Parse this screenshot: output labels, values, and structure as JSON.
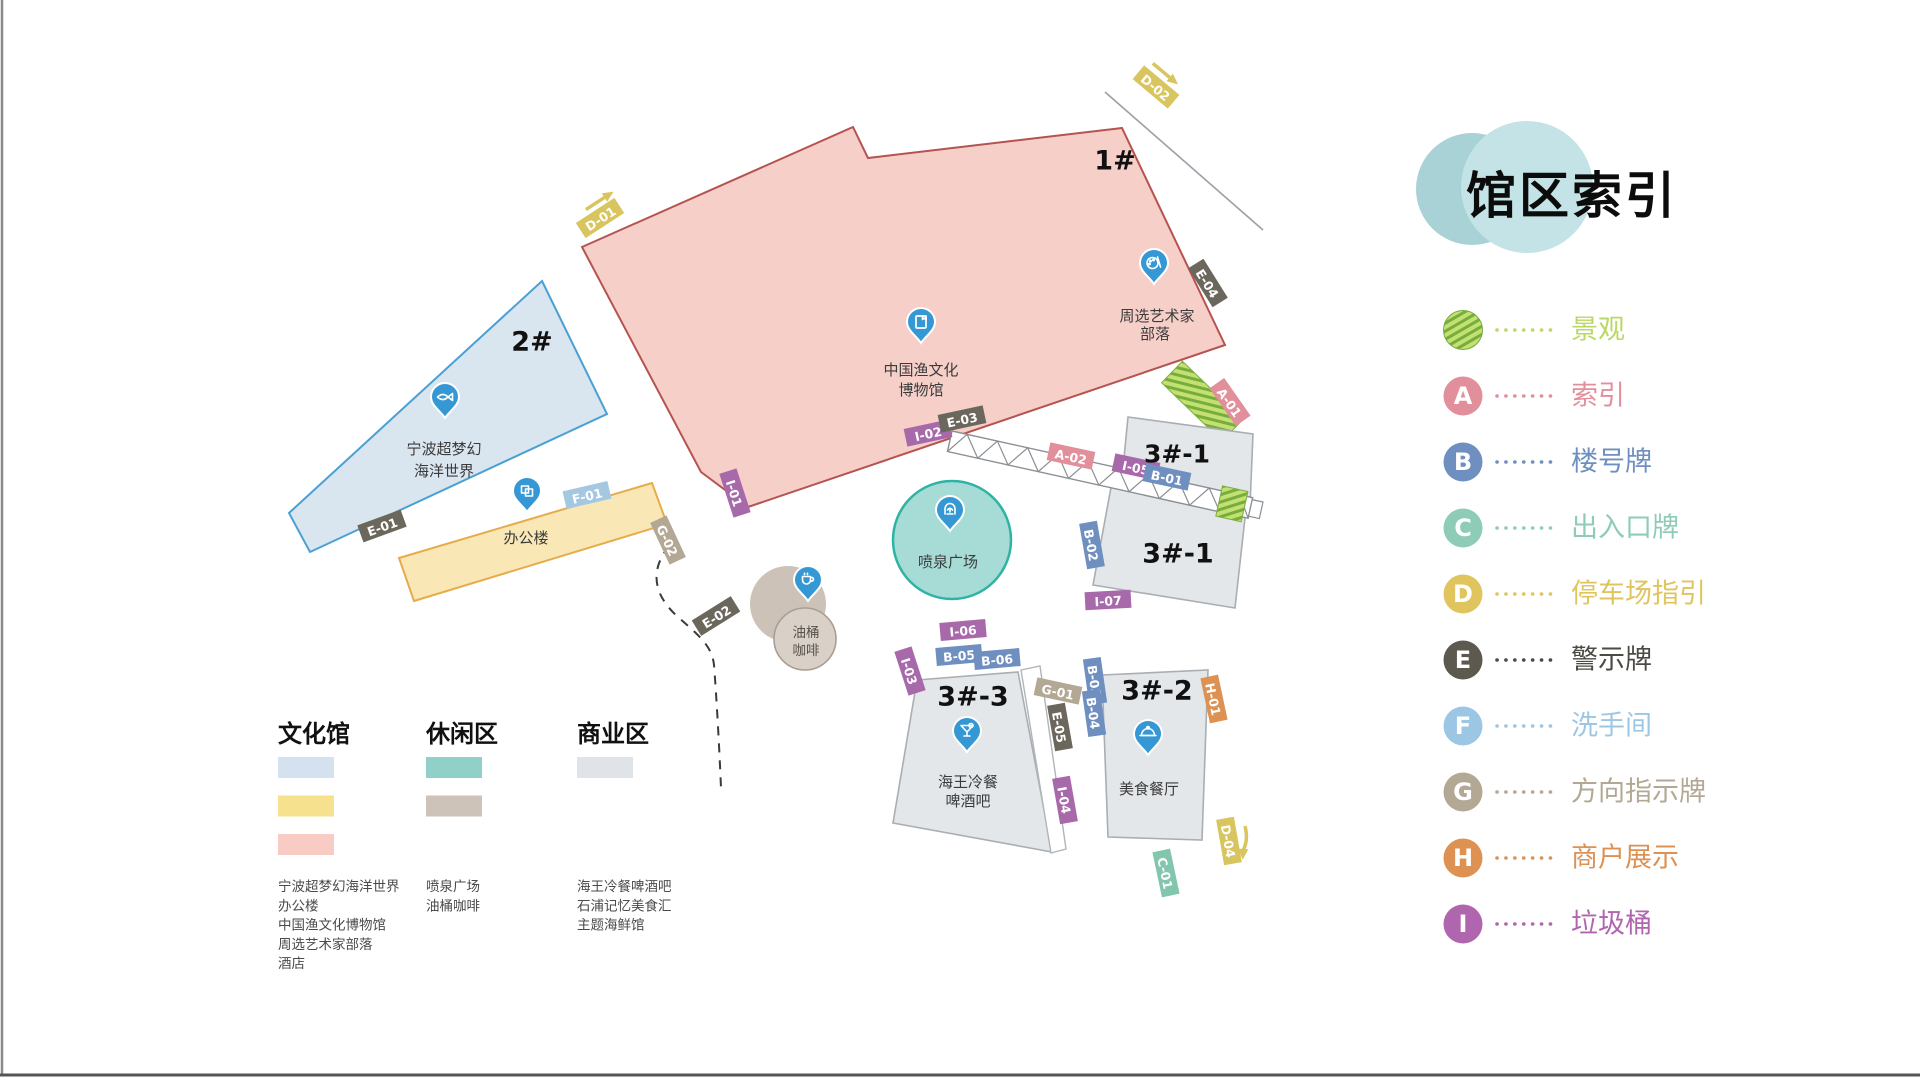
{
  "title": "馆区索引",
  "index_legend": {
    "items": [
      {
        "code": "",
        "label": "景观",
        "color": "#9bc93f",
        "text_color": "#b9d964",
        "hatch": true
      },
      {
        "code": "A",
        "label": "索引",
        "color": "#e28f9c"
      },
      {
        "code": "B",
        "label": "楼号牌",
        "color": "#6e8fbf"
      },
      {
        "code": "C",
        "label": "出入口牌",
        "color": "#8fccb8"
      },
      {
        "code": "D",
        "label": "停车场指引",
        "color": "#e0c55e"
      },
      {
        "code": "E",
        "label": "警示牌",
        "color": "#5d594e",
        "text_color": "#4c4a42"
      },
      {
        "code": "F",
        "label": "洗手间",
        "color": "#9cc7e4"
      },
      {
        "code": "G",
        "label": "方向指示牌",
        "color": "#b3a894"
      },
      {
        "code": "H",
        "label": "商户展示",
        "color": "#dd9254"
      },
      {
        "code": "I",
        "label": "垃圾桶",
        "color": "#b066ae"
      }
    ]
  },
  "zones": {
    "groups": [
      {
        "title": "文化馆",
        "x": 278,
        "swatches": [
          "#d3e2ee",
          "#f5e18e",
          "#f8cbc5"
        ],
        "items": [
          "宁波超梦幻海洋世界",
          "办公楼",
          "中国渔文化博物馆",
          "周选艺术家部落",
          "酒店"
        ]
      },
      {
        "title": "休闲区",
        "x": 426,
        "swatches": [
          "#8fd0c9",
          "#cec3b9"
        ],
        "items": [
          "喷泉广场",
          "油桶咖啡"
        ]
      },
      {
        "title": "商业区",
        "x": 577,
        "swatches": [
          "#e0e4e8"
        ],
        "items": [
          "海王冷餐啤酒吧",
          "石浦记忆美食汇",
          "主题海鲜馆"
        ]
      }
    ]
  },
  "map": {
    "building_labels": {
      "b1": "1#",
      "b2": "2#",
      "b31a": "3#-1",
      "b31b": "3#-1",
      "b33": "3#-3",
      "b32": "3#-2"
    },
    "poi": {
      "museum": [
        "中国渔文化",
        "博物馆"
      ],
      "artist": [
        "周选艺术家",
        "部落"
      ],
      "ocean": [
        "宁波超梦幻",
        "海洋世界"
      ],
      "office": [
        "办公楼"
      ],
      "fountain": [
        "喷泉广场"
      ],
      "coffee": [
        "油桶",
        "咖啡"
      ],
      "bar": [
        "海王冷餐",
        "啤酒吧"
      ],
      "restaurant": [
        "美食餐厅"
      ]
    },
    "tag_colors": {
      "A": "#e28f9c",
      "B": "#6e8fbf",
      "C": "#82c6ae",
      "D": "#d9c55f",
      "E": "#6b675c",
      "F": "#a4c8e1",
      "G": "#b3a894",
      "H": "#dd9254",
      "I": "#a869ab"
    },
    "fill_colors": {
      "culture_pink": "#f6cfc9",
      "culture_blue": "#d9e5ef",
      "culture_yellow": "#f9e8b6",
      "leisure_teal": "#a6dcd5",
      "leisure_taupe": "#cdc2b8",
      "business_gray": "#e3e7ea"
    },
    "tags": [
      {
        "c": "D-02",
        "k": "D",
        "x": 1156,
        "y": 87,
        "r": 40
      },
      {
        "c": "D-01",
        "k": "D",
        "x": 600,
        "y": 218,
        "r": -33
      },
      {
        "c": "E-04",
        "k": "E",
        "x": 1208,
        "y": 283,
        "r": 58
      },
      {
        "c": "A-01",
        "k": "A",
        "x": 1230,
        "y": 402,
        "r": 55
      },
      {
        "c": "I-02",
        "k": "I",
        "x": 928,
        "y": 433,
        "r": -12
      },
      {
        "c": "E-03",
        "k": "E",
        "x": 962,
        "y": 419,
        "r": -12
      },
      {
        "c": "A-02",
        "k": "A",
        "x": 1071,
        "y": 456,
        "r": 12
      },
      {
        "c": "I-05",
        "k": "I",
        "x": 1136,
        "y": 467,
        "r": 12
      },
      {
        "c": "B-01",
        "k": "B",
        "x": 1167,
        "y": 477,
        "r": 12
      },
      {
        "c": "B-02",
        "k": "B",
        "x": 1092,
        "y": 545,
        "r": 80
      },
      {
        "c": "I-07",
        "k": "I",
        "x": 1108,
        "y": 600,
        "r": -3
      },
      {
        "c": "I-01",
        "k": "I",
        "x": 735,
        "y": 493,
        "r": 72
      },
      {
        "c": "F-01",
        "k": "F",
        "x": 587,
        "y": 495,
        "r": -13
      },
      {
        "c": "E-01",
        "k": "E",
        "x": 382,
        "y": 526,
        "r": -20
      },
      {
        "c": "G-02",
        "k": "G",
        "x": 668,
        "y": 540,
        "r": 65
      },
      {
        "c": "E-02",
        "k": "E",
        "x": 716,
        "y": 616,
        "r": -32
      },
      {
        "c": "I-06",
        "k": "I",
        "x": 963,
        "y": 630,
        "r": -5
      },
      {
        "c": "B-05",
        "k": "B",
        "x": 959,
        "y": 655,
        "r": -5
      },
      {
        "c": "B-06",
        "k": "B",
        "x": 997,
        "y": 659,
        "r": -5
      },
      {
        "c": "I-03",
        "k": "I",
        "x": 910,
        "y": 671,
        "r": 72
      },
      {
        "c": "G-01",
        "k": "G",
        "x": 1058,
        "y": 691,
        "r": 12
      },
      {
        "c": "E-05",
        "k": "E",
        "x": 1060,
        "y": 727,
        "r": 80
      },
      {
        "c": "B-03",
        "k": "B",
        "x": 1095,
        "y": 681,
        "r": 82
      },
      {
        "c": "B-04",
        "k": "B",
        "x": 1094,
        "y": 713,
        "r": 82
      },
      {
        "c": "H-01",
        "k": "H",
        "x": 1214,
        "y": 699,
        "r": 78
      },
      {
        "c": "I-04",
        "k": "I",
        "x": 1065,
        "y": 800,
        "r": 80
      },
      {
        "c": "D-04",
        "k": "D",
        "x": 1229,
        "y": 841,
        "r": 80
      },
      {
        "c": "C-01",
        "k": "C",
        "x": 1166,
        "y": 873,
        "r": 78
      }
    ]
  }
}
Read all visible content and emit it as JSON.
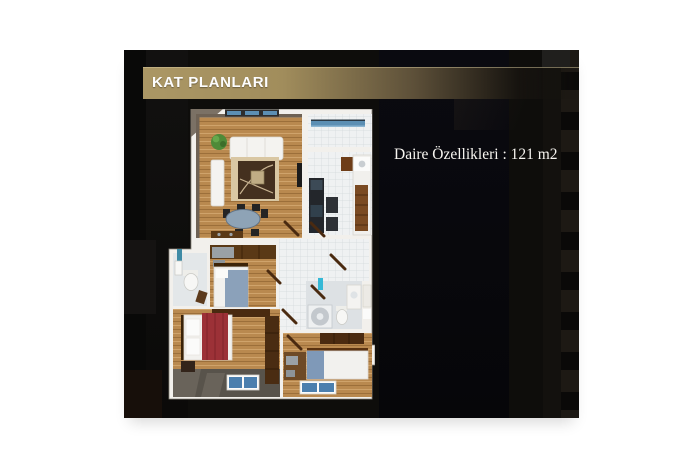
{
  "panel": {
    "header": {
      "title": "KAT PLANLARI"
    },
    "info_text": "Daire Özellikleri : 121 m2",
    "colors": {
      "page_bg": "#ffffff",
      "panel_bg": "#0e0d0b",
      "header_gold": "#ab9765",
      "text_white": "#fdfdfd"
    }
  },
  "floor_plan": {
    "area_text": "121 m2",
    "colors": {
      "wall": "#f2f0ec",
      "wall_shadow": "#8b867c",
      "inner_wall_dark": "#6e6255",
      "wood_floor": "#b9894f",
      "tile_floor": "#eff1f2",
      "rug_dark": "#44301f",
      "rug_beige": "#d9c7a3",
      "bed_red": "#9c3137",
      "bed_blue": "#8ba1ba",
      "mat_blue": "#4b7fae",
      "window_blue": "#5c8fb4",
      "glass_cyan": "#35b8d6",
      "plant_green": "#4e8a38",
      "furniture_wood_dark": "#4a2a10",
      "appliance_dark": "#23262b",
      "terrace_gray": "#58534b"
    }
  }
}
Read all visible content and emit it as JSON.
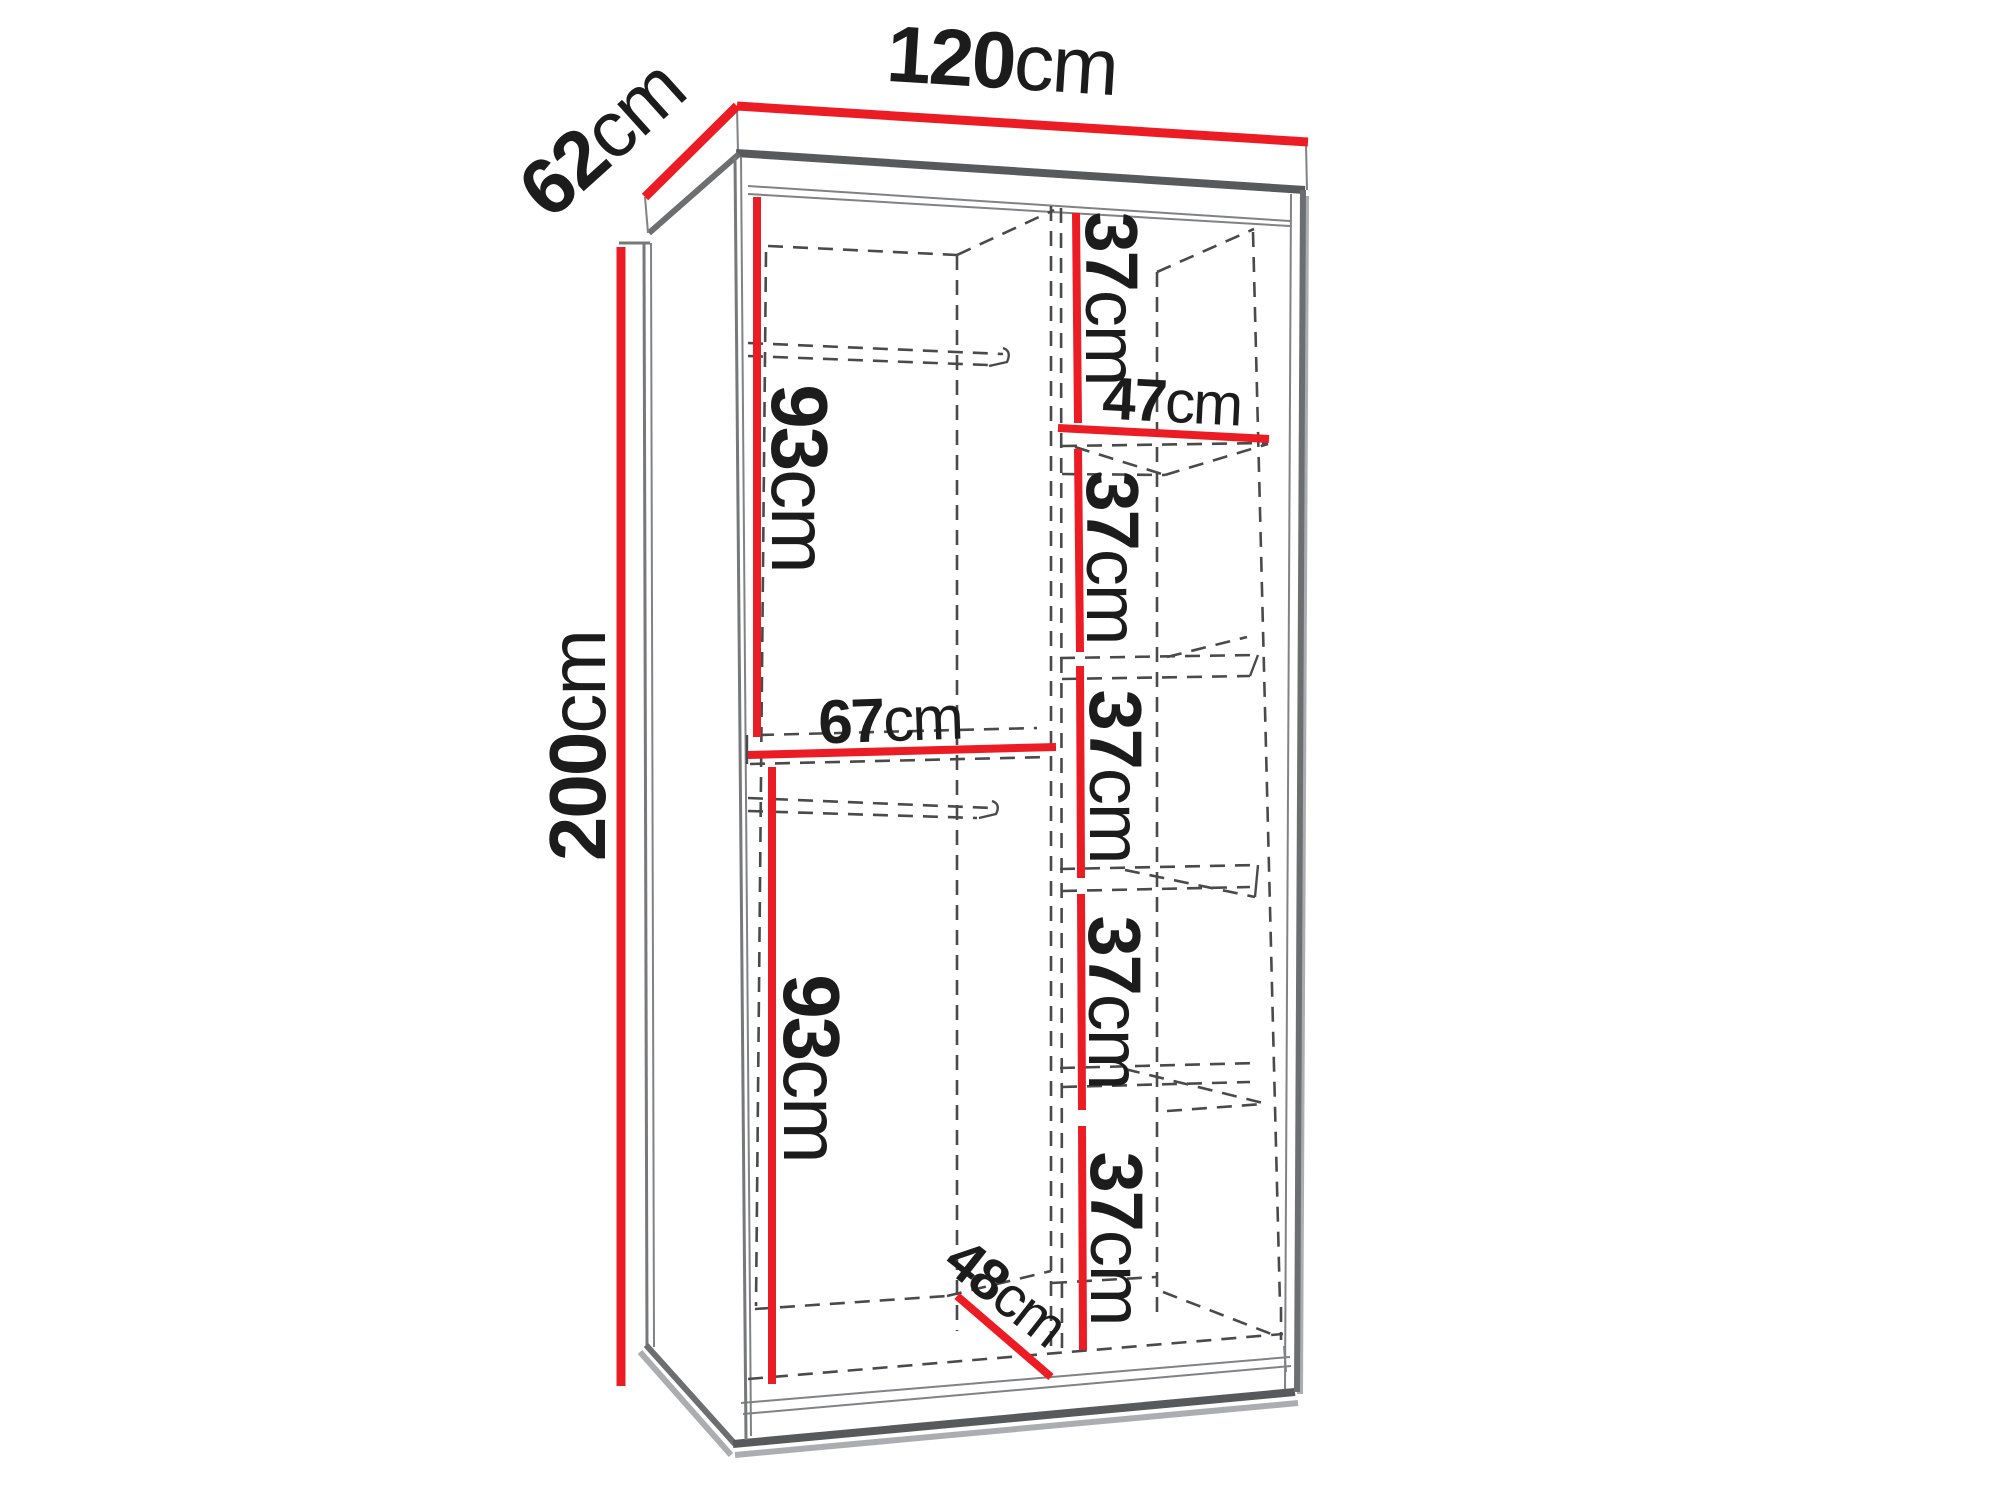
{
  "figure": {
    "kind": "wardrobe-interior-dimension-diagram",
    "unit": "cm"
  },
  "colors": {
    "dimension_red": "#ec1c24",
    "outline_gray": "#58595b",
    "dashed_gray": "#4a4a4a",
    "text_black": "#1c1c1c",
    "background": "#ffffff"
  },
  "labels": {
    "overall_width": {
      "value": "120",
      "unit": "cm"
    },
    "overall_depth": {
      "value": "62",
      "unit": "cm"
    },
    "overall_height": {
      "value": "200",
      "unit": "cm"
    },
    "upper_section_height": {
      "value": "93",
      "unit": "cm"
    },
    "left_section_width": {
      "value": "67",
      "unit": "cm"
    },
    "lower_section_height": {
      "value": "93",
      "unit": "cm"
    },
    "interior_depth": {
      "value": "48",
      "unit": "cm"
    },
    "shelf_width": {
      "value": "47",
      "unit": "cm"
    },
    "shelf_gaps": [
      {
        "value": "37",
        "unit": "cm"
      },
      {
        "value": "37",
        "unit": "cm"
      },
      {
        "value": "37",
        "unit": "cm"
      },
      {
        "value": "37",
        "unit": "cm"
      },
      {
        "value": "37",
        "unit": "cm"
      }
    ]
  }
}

Challenge: Pull out each line of the listing that holds the string "code".

Solved problem:
        "code": "",
        "code": "A",
        "code": "B",
        "code": "C",
        "code": "D",
        "code": "E",
        "code": "F",
        "code": "G",
        "code": "H",
        "code": "I",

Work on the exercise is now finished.